▸ **Source extract**:
>> BEGIN
Isaiah Emmanuel Irving (born June 9, 1994) is an American football linebacker who is currently a free agent. He played college football at San Jose State.

Early life and college career
Born in Oakland, California, Irving was raised in Vacaville, California and Houston, Texas. He graduated from Cypress Creek High School in Houston in 2013.

Irving appeared in 47 games with 37 starts for the Spartans, recording 140 tackles, 23 TFLs, 11 sacks and 1 forced fumble. He was named honorable mention All-Mountain West as a senior and led the team in sacks.

Professional career

Chicago Bears
Irving signed with the Chicago Bears as an undrafted free agent on May 11, 2017. He was waived on September 2, 2017 and was signed to the Bears' practice squad the next day. He was promoted to the active roster on October 9, 2017. He was placed on injured reserve on December 2, 2017 with a knee injury.

In 2018, Irving appeared in 13 games, during which he recorded eight tackles and a sack, the latter of which came against Nathan Peterman of the Buffalo Bills. He was an exclusive-rights free agent after the 2018 season, but returned to the Bears after being tendered a contract on March 13, 2019, which he signed on April 15.
>> END
▸ **Data records**:
>> BEGIN
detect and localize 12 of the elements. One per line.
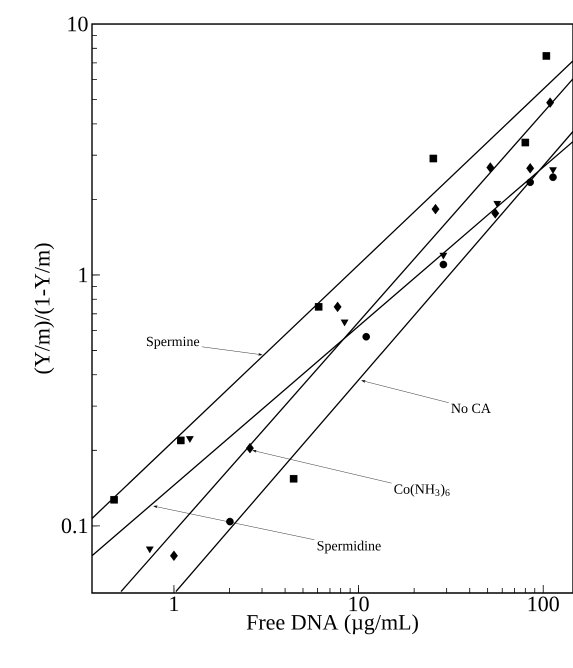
x-axis-title: Free DNA (µg/mL) — [246, 614, 418, 634]
x-tick-label: 10 — [350, 596, 369, 612]
annotation: Co(NH$_{3}$)$_{6}$ — [394, 484, 450, 497]
annotation: Spermidine — [318, 540, 381, 554]
y-tick-label: 1 — [79, 268, 88, 282]
y-tick-label: 10 — [68, 16, 88, 32]
annotation: Spermine — [146, 336, 200, 350]
x-tick-label: 1 — [170, 596, 178, 612]
y-axis-title: (Y/m)/(1-Y/m) — [34, 243, 54, 374]
annotation: No CA — [451, 404, 491, 414]
x-tick-label: 100 — [528, 596, 559, 612]
y-tick-label: 0.1 — [62, 518, 88, 534]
>> END
▸ **What to work on**:
**a.** Answer these questions using the Isaiah Irving biography:
(i) In which city was Irving born?
(ii) How many sacks did he record at San Jose State?
(iii) On what date did the Chicago Bears promote him to the active roster?
**b.** Translate this sentence from the Isaiah Irving biography into Spanish: "He graduated from Cypress Creek High School in Houston in 2013."
**c.** Reproduce the section of the Isaiah Irving biography that begins with the words containing "Early life and" and ends with "Houston in 2013.".
The material after the Isaiah Irving biography is separate from it.

▸ **Expected outputs**:
**a.**
(i) Oakland, California
(ii) 11
(iii) October 9, 2017

**b.** Se graduó de la Cypress Creek High School en Houston en 2013.

**c.**
Early life and college career
Born in Oakland, California, Irving was raised in Vacaville, California and Houston, Texas. He graduated from Cypress Creek High School in Houston in 2013.